┏━━

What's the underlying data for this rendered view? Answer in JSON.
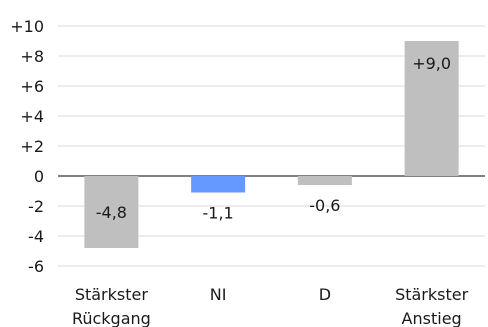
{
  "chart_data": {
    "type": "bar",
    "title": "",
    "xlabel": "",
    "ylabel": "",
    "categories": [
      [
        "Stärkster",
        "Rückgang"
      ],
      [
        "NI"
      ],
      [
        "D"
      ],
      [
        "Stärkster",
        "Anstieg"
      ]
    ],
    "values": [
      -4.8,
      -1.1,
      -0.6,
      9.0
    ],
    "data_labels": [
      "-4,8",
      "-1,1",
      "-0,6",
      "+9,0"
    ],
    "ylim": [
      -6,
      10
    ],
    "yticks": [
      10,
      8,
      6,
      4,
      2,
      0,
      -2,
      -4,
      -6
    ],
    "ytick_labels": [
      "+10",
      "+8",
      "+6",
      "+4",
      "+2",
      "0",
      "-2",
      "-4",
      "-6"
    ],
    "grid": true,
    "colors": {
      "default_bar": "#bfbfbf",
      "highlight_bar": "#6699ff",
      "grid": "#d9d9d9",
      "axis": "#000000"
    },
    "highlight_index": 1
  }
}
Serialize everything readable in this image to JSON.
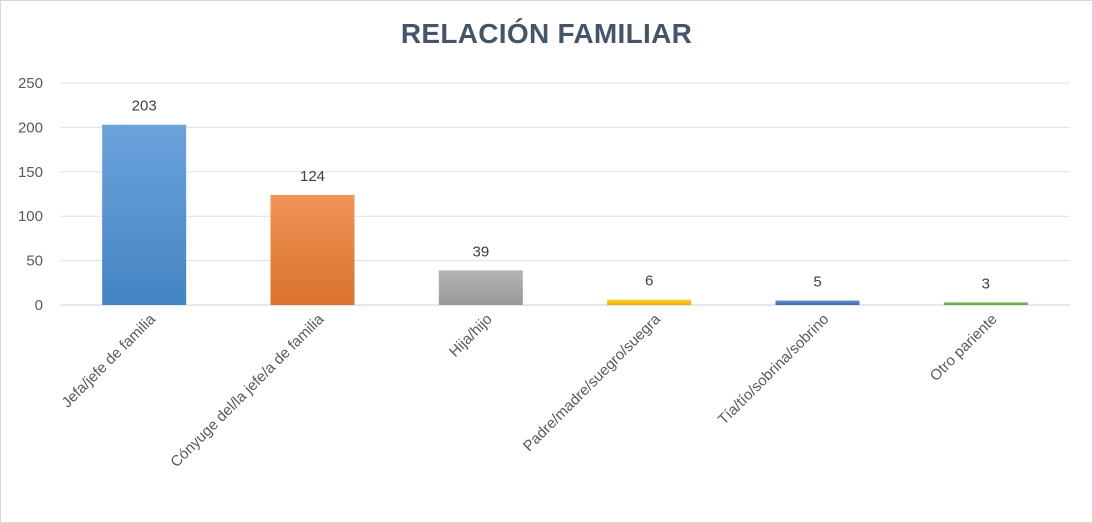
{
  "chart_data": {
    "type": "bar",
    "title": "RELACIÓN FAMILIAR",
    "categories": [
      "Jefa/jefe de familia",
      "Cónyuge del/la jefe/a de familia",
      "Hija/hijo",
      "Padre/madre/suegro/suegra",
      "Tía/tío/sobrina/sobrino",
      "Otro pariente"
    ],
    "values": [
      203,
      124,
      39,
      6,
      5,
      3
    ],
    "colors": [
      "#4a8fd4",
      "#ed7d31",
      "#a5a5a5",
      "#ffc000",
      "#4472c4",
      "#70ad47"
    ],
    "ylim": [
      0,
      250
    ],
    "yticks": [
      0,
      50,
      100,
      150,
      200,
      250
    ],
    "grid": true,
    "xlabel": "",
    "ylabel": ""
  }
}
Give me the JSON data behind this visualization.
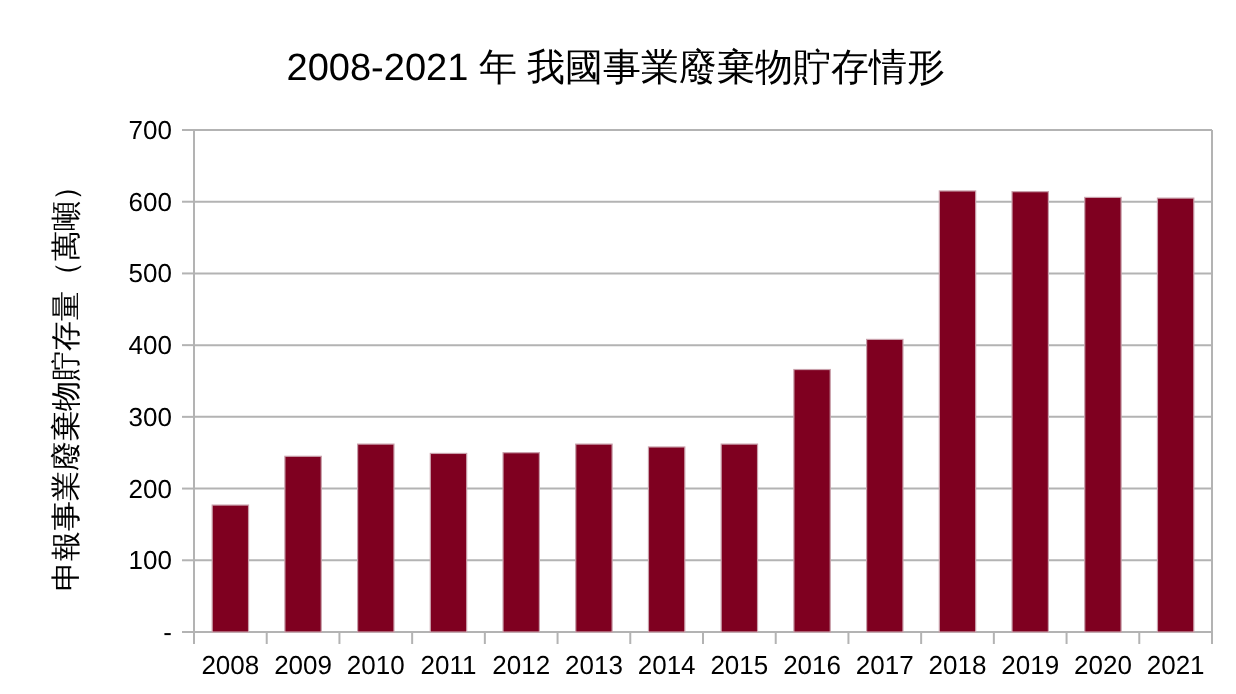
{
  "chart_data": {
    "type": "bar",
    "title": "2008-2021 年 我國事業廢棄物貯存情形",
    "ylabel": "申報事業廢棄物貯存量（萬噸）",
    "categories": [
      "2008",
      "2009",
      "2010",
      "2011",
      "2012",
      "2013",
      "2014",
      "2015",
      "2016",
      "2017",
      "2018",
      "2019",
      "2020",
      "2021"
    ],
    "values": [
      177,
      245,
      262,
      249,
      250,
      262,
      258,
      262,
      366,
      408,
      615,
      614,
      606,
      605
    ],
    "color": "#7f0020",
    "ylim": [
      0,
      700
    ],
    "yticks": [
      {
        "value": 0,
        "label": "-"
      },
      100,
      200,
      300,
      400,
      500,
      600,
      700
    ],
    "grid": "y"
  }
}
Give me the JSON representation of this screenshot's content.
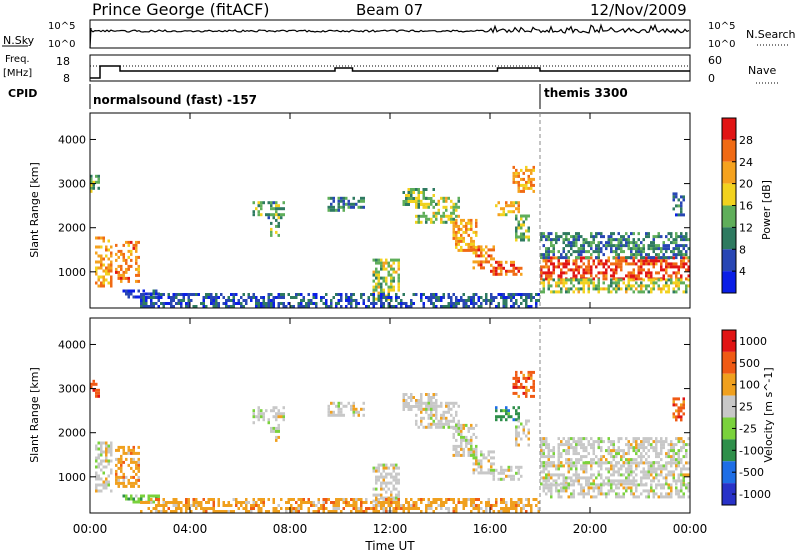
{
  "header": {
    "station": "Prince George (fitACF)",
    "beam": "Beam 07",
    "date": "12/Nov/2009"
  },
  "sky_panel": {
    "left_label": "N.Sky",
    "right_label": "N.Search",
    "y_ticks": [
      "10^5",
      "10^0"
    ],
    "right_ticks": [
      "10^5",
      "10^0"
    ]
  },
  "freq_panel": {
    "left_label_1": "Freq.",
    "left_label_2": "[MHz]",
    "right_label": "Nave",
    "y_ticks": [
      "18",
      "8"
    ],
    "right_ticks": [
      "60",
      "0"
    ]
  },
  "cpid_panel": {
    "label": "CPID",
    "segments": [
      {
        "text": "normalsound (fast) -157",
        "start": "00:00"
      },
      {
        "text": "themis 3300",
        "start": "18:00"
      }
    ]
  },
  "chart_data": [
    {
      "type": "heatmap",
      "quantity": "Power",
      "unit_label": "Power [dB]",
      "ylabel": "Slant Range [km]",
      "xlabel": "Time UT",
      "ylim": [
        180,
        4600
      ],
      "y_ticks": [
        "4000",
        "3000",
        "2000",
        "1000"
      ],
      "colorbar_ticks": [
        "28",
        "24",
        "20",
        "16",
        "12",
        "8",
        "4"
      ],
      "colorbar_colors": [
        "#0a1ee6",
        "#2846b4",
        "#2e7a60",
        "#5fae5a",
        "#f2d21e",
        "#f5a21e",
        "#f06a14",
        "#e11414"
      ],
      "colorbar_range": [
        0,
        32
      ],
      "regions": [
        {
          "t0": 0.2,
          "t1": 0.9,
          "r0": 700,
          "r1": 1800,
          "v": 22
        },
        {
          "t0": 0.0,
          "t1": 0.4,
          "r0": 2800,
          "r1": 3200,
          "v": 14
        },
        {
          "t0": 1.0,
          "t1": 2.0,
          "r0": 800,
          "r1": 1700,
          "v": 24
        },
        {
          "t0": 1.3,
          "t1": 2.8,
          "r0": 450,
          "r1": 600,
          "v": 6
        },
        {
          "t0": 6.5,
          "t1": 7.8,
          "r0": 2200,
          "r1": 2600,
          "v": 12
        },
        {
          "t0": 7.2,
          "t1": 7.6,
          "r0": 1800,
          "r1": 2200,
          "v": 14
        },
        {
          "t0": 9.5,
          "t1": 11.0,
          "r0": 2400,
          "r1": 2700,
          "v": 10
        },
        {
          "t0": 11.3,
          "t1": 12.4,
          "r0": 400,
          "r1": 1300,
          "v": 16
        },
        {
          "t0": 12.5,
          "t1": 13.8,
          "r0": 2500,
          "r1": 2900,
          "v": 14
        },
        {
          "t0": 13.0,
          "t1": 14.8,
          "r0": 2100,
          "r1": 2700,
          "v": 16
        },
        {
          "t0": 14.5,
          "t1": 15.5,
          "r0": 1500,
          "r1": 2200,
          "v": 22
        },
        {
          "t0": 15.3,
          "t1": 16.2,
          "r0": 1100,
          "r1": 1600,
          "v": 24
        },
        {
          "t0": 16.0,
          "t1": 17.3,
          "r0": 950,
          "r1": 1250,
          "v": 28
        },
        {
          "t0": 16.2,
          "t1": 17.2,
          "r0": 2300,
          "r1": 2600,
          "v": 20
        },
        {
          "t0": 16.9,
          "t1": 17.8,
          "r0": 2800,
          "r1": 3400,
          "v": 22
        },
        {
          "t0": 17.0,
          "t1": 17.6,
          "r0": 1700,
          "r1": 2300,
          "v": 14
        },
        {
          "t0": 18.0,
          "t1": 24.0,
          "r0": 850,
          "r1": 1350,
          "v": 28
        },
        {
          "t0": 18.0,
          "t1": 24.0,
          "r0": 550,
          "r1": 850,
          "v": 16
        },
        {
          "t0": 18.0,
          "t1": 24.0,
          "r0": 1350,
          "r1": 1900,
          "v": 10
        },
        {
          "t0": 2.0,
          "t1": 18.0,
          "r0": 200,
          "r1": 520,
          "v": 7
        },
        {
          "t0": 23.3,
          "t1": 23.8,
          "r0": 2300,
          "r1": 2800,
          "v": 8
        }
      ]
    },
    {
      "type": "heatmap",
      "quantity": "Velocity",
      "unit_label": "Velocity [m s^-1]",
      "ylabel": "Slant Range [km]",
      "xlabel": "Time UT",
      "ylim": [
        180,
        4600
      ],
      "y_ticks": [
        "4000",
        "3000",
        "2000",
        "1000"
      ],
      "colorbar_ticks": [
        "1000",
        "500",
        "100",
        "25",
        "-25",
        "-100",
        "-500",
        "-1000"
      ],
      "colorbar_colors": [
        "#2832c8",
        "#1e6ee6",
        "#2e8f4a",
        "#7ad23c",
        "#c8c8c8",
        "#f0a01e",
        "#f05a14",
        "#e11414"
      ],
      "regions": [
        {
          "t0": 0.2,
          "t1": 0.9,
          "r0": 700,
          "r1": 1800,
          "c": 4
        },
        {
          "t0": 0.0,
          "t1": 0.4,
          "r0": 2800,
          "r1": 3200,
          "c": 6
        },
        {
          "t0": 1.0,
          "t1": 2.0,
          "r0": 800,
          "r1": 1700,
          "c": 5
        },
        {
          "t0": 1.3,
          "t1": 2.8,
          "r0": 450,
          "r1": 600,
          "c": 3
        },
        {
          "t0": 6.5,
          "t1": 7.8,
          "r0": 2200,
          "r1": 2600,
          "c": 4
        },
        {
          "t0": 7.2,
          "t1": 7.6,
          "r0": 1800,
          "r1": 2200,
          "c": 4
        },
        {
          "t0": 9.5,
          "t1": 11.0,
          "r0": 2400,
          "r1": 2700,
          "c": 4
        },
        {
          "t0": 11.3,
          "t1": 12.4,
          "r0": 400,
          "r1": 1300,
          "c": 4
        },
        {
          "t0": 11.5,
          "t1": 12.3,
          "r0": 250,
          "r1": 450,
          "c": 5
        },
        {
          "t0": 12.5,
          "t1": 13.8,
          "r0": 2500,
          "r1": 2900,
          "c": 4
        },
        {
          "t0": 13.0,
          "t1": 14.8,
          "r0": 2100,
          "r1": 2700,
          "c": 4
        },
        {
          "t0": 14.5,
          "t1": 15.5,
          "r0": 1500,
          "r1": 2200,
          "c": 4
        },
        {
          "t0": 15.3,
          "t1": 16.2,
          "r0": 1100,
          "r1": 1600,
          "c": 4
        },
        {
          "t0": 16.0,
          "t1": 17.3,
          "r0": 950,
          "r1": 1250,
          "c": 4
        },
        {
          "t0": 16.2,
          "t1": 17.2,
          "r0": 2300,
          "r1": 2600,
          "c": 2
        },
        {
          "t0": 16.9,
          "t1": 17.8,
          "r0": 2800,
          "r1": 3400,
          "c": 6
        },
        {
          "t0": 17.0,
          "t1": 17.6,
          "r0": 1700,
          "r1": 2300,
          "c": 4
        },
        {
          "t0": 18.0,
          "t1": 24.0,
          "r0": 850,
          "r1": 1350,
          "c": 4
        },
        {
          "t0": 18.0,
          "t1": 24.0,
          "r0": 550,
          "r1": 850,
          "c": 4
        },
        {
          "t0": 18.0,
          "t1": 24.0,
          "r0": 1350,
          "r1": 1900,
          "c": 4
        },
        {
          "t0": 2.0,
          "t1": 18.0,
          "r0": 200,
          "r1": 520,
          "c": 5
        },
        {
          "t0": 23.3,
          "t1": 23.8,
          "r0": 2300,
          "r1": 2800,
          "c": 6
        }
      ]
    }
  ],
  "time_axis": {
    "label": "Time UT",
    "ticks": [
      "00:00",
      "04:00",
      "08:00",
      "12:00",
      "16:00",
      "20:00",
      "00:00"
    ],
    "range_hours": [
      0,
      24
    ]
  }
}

┗━━

What is expected: Collect every line with the string "this" from the records, and copy each.

Exercise output:
What's the underlying data for this rendered view? Answer in JSON.
Serialize everything readable in this image to JSON.
Give me the JSON data behind this visualization.
Give me the JSON representation of this screenshot's content.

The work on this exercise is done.